Task item: Each line in the entries below that holds the word "symptoms" belongs in the answer.

______________________________

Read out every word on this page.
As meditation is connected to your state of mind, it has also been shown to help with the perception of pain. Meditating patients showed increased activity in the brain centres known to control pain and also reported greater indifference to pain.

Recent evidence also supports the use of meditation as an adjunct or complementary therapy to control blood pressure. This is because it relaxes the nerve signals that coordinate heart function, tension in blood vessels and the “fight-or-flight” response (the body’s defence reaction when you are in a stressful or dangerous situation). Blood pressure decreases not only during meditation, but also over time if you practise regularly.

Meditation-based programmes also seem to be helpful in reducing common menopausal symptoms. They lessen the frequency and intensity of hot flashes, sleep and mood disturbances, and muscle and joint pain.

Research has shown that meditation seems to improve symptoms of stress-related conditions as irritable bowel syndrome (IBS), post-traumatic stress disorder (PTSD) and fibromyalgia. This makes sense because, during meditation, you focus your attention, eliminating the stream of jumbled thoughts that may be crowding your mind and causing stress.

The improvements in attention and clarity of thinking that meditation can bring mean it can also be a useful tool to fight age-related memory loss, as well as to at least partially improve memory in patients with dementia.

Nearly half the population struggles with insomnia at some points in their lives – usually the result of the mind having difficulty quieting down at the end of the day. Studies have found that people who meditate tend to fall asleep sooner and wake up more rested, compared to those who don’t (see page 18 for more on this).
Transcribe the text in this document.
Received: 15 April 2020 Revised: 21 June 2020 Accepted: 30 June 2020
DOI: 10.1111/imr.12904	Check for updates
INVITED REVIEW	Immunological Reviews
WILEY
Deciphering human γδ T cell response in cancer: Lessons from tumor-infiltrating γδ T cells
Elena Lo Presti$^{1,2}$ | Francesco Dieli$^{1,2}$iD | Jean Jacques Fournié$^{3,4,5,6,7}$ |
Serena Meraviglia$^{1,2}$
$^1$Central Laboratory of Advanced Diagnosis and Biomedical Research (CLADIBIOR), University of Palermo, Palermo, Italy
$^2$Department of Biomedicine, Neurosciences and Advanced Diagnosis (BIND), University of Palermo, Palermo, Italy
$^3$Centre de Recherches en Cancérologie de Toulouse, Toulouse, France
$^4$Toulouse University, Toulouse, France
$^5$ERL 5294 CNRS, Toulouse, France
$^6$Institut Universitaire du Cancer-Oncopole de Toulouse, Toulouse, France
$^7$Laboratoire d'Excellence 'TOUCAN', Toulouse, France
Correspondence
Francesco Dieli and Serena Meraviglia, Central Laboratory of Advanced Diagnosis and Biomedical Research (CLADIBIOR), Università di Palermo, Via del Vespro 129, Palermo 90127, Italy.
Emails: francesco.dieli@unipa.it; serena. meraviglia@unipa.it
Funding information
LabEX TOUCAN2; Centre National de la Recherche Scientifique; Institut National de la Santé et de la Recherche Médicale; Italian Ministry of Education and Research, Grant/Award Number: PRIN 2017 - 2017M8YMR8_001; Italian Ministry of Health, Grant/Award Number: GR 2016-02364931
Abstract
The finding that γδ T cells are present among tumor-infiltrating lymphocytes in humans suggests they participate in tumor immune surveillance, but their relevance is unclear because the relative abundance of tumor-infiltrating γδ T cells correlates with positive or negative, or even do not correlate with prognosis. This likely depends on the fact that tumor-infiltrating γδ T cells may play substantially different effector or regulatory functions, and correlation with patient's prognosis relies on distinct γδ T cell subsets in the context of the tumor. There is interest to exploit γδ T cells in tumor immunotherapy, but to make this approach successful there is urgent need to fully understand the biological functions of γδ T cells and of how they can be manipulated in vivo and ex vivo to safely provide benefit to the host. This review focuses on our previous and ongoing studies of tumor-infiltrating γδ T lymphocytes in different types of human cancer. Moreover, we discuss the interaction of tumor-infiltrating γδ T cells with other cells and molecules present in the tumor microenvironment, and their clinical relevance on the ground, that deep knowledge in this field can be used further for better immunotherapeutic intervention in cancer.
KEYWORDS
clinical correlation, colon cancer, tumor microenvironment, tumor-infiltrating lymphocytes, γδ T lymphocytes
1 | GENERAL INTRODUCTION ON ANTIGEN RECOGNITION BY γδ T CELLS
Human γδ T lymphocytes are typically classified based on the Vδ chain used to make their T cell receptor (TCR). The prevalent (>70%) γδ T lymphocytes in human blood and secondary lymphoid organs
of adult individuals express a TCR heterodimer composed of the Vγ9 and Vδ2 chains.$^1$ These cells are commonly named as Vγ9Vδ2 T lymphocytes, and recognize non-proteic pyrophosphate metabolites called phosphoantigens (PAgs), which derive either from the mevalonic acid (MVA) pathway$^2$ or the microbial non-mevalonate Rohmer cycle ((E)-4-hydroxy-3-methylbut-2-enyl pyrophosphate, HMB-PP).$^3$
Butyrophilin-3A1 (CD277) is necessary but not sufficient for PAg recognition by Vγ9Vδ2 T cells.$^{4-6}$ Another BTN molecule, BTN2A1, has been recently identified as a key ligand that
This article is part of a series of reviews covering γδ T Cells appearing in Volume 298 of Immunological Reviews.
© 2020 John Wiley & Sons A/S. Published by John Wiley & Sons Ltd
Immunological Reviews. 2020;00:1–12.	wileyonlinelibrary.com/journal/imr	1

______________________________

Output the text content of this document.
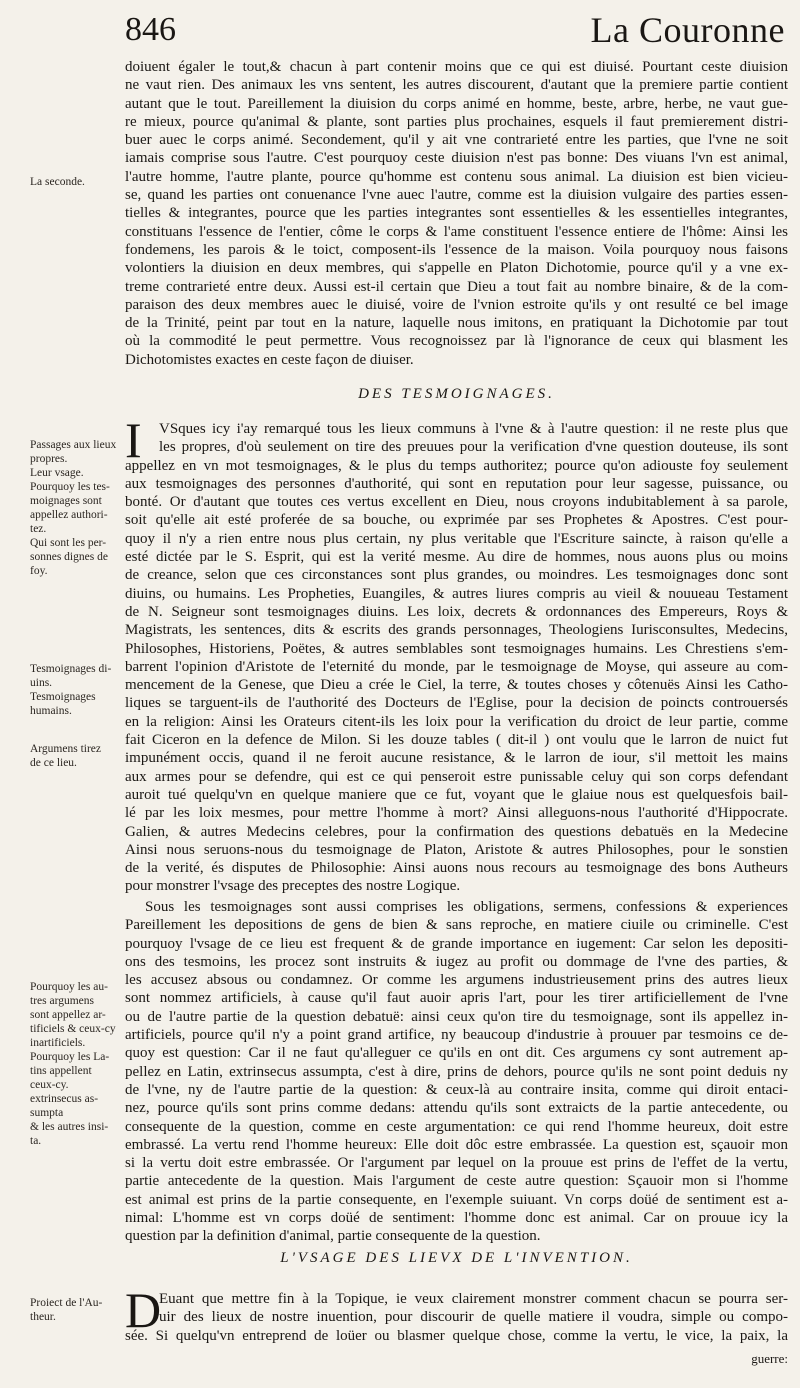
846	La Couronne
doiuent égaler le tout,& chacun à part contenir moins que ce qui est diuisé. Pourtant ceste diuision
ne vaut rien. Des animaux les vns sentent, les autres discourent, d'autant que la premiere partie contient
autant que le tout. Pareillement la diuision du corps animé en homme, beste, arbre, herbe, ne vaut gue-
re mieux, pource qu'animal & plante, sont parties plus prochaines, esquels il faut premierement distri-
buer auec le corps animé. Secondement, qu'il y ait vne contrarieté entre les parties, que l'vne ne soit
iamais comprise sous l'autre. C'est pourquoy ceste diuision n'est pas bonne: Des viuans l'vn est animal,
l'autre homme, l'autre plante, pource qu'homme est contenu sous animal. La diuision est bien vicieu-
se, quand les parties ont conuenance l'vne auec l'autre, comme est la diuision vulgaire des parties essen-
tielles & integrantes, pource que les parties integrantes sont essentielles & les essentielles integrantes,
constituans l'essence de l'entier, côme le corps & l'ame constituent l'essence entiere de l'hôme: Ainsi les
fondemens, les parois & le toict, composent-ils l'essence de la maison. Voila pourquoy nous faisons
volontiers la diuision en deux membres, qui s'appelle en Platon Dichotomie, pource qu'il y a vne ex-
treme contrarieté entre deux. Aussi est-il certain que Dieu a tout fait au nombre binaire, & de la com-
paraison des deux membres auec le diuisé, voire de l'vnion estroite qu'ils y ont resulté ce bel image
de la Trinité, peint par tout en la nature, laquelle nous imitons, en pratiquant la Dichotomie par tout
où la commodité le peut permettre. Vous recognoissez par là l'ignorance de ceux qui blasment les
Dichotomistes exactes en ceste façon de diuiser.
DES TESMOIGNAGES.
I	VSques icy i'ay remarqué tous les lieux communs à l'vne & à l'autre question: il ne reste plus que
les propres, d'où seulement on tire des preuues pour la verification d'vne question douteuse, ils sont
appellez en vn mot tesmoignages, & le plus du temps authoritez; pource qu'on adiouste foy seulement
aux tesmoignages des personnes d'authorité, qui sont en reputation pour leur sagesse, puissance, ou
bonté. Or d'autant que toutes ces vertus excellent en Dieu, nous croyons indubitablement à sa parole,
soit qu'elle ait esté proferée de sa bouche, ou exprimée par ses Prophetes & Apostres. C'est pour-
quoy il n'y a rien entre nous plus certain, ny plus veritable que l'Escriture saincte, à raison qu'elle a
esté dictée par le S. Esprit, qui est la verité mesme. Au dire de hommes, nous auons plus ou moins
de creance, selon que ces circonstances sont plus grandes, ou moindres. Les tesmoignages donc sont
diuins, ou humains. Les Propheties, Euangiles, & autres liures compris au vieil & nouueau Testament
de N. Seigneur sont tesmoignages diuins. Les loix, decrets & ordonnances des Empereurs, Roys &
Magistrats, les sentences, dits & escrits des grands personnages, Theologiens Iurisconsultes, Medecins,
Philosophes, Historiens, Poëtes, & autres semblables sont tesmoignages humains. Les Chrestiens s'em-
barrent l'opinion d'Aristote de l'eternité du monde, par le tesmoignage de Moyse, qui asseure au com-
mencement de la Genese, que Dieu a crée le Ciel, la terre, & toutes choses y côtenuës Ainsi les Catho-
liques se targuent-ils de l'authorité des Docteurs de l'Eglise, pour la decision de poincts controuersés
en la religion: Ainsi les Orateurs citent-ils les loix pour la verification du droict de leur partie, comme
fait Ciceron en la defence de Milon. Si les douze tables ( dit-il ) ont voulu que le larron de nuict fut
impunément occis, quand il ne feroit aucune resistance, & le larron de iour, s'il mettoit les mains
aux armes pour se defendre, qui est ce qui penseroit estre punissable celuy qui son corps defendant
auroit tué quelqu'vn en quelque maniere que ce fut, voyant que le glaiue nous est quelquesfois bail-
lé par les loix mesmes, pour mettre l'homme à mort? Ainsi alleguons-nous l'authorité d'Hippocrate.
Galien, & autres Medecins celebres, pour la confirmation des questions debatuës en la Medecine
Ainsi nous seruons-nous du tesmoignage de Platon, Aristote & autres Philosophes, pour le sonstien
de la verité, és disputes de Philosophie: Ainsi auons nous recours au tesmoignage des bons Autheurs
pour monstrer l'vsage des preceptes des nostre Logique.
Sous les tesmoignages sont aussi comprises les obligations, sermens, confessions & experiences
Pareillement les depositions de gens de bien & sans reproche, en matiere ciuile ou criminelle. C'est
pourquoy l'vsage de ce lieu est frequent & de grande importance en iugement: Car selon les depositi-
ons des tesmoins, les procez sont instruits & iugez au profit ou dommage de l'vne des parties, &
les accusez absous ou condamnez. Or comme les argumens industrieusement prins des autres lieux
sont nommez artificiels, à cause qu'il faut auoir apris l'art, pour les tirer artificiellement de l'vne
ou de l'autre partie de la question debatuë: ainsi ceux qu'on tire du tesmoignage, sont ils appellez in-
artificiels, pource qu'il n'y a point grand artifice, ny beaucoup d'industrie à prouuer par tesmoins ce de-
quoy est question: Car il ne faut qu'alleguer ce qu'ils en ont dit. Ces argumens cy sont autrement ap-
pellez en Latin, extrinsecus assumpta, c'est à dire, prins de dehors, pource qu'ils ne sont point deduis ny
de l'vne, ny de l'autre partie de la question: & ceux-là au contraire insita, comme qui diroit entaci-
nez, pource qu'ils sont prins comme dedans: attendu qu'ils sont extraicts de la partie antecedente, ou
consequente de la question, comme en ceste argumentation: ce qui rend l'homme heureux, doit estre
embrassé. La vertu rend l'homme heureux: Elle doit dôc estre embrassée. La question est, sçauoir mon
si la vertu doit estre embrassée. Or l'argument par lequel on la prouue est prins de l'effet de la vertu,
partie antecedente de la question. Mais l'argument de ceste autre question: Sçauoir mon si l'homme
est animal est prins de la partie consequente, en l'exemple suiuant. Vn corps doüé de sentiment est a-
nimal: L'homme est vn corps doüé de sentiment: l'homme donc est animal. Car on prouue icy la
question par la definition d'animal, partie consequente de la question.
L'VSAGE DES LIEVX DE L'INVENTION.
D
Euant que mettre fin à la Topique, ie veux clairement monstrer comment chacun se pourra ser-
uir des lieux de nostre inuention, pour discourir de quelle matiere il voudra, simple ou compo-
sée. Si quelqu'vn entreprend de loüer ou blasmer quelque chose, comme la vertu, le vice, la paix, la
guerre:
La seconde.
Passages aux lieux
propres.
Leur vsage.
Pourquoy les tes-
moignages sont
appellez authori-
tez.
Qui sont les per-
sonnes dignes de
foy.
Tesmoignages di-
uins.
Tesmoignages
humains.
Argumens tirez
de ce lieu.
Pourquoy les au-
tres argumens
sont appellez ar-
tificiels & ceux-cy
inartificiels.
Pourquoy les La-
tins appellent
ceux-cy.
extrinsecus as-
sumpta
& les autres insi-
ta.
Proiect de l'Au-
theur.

______________________________

Task output:
Meditation-based programmes also seem to be helpful in reducing common menopausal symptoms. They lessen the frequency and intensity of hot flashes, sleep and mood disturbances, and muscle and joint pain.
Research has shown that meditation seems to improve symptoms of stress-related conditions as irritable bowel syndrome (IBS), post-traumatic stress disorder (PTSD) and fibromyalgia. This makes sense because, during meditation, you focus your attention, eliminating the stream of jumbled thoughts that may be crowding your mind and causing stress.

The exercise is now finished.